Job: Scan the lines and state how many carry "esiküljel". Leave out everything but the number.

Data provided:
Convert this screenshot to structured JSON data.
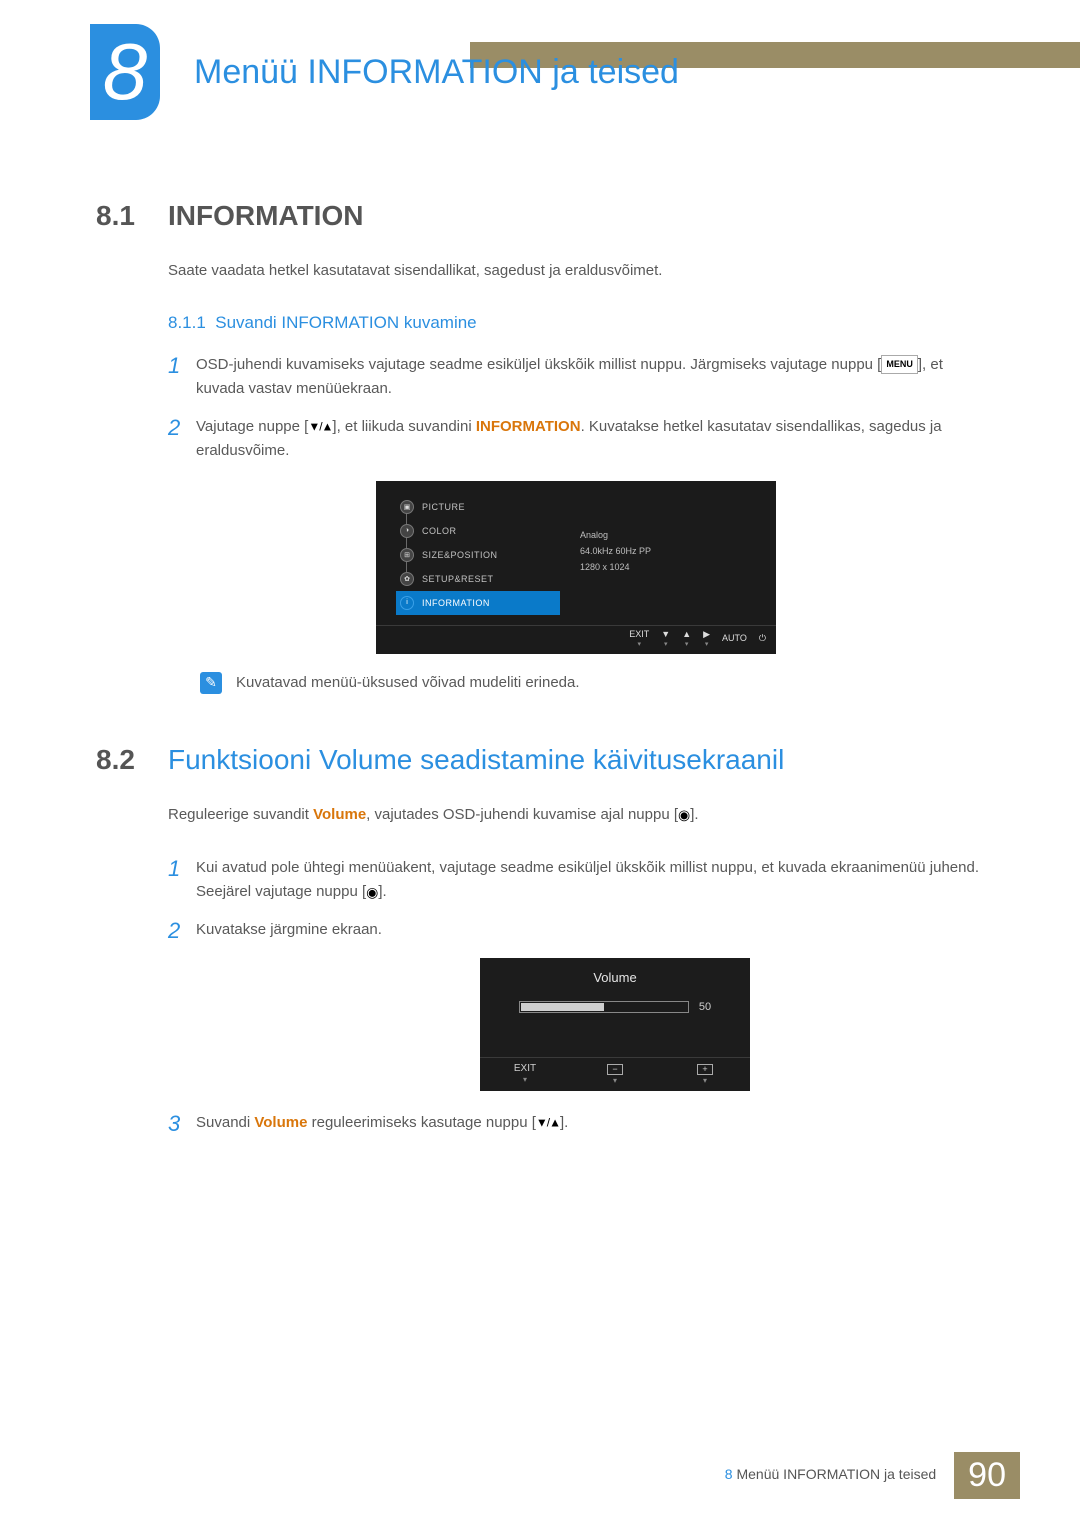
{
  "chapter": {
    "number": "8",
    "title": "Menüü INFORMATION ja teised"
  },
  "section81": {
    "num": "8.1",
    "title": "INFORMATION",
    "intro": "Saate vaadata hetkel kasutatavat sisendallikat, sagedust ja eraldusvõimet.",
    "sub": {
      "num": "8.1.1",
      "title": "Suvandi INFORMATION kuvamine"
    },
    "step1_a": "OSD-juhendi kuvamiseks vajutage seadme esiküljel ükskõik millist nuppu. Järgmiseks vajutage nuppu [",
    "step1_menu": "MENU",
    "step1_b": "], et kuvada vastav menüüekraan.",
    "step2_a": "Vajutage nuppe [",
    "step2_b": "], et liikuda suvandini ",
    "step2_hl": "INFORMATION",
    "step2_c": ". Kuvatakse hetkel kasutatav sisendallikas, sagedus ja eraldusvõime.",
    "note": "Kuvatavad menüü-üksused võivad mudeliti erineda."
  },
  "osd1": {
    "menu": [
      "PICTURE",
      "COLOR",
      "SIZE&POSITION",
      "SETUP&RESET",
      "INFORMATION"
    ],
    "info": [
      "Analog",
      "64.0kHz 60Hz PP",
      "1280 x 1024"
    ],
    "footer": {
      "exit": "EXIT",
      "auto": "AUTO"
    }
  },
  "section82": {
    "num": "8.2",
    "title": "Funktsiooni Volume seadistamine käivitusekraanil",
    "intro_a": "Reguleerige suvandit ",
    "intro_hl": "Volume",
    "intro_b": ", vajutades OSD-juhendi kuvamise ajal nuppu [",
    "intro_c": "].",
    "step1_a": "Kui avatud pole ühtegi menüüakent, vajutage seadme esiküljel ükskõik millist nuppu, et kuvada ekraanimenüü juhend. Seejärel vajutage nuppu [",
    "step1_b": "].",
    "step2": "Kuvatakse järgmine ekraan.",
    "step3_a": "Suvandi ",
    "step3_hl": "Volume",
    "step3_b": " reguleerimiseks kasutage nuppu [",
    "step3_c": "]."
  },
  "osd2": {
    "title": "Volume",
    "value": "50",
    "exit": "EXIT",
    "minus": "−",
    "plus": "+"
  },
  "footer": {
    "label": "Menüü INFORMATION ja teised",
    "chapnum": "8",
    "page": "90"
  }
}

Finished task: 2